- Supplied passage:
* begin *
Consequently, a certain structure or object within the system is to a substantial part defined and characterized by the environmental context. Each object has an external impact on the surroundings, which can be negative or positive, and will indirectly impact the understanding and valuation of adjacent objects. In this way, the surroundings, neighborhood, district or city add and compound the value of each object. They form an inseparable ‘system’ that has essentially interrelated parts and form an evolving pattern over time of “organized complexity” [39].
When considering urban form as a system there is much to be learned from the field of urban morphology studies. Independent of any leading architectural or urban design paradigm, the field of urban morphology, which in the simplest of descriptions is “the study of city forms” [48], often deals with elements of urban heritage in a systems-wide approach by studying the processes behind physical urban transformations. Moudon [49] gives three principle elements of Urban Morphology: (1) Form/patterns, “buildings, related open spaces, plots or lots and streets”; (2) Resolution/scale, lot/plot, street/block, city/region; (3) Time/process: transformation and permanence. Brenda Scheer [50] adds further layers of urban form—Land/topography—as the first determinant layer of urban form.
In addition to asking the question “what is” (in urban form), another useful contribution from the field of urban morphology is to describe “why it is” through an understanding of the processes behind urban transformations, both of these inquiries predicate the next step of investigating what can be done to alter that condition, and to make proposals about how to do that, this is the work of urban design and planning within the broader scope of urban development. Gauthier and Gilliland within their aims to classify and interpret the study of urban form, describe both “internalist” and “externalist” approaches to the field, where “externalist” approach is one that sees urban form as “the end product of processes driven by political, anthropological, geographic, and economic, historical, and perceptual determinants” ([48], pp. 44–45). Furthermore, Gauthier and Gilliland state that “perhaps the most important contribution of urban morphology to the study of cities has been to show how the built environment can be understood as a “system of relations” submitted to rules of transformation” ([48], p. 45). This highlights the importance that time and process play in understanding urban decline, loss of urban form, changes in the street network and possible revitalization of the mentioned elements.
* end *
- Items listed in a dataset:
* begin *
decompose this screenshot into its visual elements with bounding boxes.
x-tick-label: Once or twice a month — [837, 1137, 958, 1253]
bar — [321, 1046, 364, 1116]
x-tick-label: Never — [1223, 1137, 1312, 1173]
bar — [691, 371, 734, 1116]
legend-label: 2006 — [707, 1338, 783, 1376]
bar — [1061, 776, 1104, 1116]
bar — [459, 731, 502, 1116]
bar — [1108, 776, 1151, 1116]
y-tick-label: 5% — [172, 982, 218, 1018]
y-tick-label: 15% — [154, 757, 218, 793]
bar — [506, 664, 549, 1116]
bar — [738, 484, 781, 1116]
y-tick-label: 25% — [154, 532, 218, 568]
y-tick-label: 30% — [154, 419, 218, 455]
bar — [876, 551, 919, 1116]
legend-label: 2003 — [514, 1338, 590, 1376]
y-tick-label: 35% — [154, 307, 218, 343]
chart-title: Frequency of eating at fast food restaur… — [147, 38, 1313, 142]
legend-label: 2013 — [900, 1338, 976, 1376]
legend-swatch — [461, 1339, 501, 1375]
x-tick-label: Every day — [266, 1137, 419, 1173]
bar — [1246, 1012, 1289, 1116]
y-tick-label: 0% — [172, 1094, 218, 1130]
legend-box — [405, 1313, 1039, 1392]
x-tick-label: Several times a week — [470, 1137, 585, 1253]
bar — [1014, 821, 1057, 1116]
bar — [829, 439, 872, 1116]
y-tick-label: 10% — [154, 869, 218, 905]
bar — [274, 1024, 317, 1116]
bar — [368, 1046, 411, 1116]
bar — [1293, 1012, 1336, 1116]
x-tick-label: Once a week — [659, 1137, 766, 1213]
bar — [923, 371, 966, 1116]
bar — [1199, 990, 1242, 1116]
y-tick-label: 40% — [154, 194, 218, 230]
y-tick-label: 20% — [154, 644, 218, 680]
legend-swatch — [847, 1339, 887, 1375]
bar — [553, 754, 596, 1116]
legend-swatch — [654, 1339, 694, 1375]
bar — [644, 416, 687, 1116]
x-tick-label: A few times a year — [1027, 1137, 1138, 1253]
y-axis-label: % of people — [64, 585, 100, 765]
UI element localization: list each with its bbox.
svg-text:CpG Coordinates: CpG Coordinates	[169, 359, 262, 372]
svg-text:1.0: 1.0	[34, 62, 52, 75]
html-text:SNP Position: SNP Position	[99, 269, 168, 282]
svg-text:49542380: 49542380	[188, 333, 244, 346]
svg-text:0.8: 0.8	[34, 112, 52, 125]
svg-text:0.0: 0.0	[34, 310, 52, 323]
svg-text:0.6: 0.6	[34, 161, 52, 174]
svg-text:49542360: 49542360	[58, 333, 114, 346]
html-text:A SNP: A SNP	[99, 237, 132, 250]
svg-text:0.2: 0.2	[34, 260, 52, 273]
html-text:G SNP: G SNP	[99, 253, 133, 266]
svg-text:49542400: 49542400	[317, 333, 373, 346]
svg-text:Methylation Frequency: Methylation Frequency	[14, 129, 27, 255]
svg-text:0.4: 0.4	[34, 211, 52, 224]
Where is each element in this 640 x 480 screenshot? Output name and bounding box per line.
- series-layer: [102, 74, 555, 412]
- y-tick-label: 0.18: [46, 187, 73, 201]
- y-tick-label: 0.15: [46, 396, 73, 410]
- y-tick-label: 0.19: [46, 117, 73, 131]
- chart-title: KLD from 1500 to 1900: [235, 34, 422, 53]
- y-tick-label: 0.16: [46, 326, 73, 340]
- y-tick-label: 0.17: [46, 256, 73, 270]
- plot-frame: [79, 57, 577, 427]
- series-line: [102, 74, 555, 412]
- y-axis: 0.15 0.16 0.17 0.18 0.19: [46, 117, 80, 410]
* end *
- Task prompt:
Quote the passage on urban form and urban morphology in full, word for word.

- Reply:
Consequently, a certain structure or object within the system is to a substantial part defined and characterized by the environmental context. Each object has an external impact on the surroundings, which can be negative or positive, and will indirectly impact the understanding and valuation of adjacent objects. In this way, the surroundings, neighborhood, district or city add and compound the value of each object. They form an inseparable ‘system’ that has essentially interrelated parts and form an evolving pattern over time of “organized complexity” [39].
When considering urban form as a system there is much to be learned from the field of urban morphology studies. Independent of any leading architectural or urban design paradigm, the field of urban morphology, which in the simplest of descriptions is “the study of city forms” [48], often deals with elements of urban heritage in a systems-wide approach by studying the processes behind physical urban transformations. Moudon [49] gives three principle elements of Urban Morphology: (1) Form/patterns, “buildings, related open spaces, plots or lots and streets”; (2) Resolution/scale, lot/plot, street/block, city/region; (3) Time/process: transformation and permanence. Brenda Scheer [50] adds further layers of urban form—Land/topography—as the first determinant layer of urban form.
In addition to asking the question “what is” (in urban form), another useful contribution from the field of urban morphology is to describe “why it is” through an understanding of the processes behind urban transformations, both of these inquiries predicate the next step of investigating what can be done to alter that condition, and to make proposals about how to do that, this is the work of urban design and planning within the broader scope of urban development. Gauthier and Gilliland within their aims to classify and interpret the study of urban form, describe both “internalist” and “externalist” approaches to the field, where “externalist” approach is one that sees urban form as “the end product of processes driven by political, anthropological, geographic, and economic, historical, and perceptual determinants” ([48], pp. 44–45). Furthermore, Gauthier and Gilliland state that “perhaps the most important contribution of urban morphology to the study of cities has been to show how the built environment can be understood as a “system of relations” submitted to rules of transformation” ([48], p. 45). This highlights the importance that time and process play in understanding urban decline, loss of urban form, changes in the street network and possible revitalization of the mentioned elements.